(Extracts from a graphics dataset)
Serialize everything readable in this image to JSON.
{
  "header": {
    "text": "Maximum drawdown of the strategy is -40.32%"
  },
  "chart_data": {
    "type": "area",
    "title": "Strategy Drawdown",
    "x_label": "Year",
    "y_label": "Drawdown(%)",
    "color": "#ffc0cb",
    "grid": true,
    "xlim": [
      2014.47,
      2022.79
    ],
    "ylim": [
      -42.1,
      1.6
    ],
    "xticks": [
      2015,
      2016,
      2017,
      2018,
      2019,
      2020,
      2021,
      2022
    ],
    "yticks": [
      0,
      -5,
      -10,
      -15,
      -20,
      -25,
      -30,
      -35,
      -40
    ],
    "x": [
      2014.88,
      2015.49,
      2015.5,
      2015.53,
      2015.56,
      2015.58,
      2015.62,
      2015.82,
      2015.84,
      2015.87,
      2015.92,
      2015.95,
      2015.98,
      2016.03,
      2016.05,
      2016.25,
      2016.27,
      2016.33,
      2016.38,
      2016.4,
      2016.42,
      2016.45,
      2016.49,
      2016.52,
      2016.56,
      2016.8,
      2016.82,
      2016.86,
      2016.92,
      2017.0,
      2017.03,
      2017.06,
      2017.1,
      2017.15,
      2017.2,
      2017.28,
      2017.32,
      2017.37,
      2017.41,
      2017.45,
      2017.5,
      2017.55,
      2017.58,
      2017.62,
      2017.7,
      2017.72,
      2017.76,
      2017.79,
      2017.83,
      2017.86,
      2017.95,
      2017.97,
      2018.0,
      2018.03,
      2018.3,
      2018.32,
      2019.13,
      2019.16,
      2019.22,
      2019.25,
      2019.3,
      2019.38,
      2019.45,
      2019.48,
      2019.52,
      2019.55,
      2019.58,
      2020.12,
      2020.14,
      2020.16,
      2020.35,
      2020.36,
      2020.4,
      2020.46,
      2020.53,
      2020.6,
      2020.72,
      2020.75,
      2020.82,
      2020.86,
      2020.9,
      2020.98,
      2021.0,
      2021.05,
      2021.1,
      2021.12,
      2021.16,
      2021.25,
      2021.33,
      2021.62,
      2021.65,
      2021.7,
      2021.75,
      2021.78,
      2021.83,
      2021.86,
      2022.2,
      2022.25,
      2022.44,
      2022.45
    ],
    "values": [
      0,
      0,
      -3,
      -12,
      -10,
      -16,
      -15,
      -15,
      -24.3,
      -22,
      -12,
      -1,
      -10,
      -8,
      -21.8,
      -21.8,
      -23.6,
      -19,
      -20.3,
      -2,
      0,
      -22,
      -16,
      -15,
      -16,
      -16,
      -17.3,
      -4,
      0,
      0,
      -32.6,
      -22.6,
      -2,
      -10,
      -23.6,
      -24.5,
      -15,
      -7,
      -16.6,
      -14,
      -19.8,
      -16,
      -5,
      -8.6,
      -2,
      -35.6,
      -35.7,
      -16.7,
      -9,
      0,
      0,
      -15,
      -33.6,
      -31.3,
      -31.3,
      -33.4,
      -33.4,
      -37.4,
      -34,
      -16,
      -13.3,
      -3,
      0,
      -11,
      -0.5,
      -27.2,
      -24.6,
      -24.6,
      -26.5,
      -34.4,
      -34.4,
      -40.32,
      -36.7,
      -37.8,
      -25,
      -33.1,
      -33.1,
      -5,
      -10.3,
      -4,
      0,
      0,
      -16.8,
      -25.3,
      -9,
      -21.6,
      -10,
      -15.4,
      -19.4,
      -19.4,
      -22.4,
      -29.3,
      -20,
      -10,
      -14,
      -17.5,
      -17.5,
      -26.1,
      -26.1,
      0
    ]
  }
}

### Problem details:
Type out the material again exactly as presented.

### Reply to the task:
Serialize everything readable in this image to JSON.
{
  "header": {
    "text": "Maximum drawdown of the strategy is -40.32%"
  },
  "chart_data": {
    "type": "area",
    "title": "Strategy Drawdown",
    "x_label": "Year",
    "y_label": "Drawdown(%)",
    "color": "#ffc0cb",
    "grid": true,
    "xlim": [
      2014.47,
      2022.79
    ],
    "ylim": [
      -42.1,
      1.6
    ],
    "xticks": [
      2015,
      2016,
      2017,
      2018,
      2019,
      2020,
      2021,
      2022
    ],
    "yticks": [
      0,
      -5,
      -10,
      -15,
      -20,
      -25,
      -30,
      -35,
      -40
    ],
    "x": [
      2014.88,
      2015.49,
      2015.5,
      2015.53,
      2015.56,
      2015.58,
      2015.62,
      2015.82,
      2015.84,
      2015.87,
      2015.92,
      2015.95,
      2015.98,
      2016.03,
      2016.05,
      2016.25,
      2016.27,
      2016.33,
      2016.38,
      2016.4,
      2016.42,
      2016.45,
      2016.49,
      2016.52,
      2016.56,
      2016.8,
      2016.82,
      2016.86,
      2016.92,
      2017.0,
      2017.03,
      2017.06,
      2017.1,
      2017.15,
      2017.2,
      2017.28,
      2017.32,
      2017.37,
      2017.41,
      2017.45,
      2017.5,
      2017.55,
      2017.58,
      2017.62,
      2017.7,
      2017.72,
      2017.76,
      2017.79,
      2017.83,
      2017.86,
      2017.95,
      2017.97,
      2018.0,
      2018.03,
      2018.3,
      2018.32,
      2019.13,
      2019.16,
      2019.22,
      2019.25,
      2019.3,
      2019.38,
      2019.45,
      2019.48,
      2019.52,
      2019.55,
      2019.58,
      2020.12,
      2020.14,
      2020.16,
      2020.35,
      2020.36,
      2020.4,
      2020.46,
      2020.53,
      2020.6,
      2020.72,
      2020.75,
      2020.82,
      2020.86,
      2020.9,
      2020.98,
      2021.0,
      2021.05,
      2021.1,
      2021.12,
      2021.16,
      2021.25,
      2021.33,
      2021.62,
      2021.65,
      2021.7,
      2021.75,
      2021.78,
      2021.83,
      2021.86,
      2022.2,
      2022.25,
      2022.44,
      2022.45
    ],
    "values": [
      0,
      0,
      -3,
      -12,
      -10,
      -16,
      -15,
      -15,
      -24.3,
      -22,
      -12,
      -1,
      -10,
      -8,
      -21.8,
      -21.8,
      -23.6,
      -19,
      -20.3,
      -2,
      0,
      -22,
      -16,
      -15,
      -16,
      -16,
      -17.3,
      -4,
      0,
      0,
      -32.6,
      -22.6,
      -2,
      -10,
      -23.6,
      -24.5,
      -15,
      -7,
      -16.6,
      -14,
      -19.8,
      -16,
      -5,
      -8.6,
      -2,
      -35.6,
      -35.7,
      -16.7,
      -9,
      0,
      0,
      -15,
      -33.6,
      -31.3,
      -31.3,
      -33.4,
      -33.4,
      -37.4,
      -34,
      -16,
      -13.3,
      -3,
      0,
      -11,
      -0.5,
      -27.2,
      -24.6,
      -24.6,
      -26.5,
      -34.4,
      -34.4,
      -40.32,
      -36.7,
      -37.8,
      -25,
      -33.1,
      -33.1,
      -5,
      -10.3,
      -4,
      0,
      0,
      -16.8,
      -25.3,
      -9,
      -21.6,
      -10,
      -15.4,
      -19.4,
      -19.4,
      -22.4,
      -29.3,
      -20,
      -10,
      -14,
      -17.5,
      -17.5,
      -26.1,
      -26.1,
      0
    ]
  }
}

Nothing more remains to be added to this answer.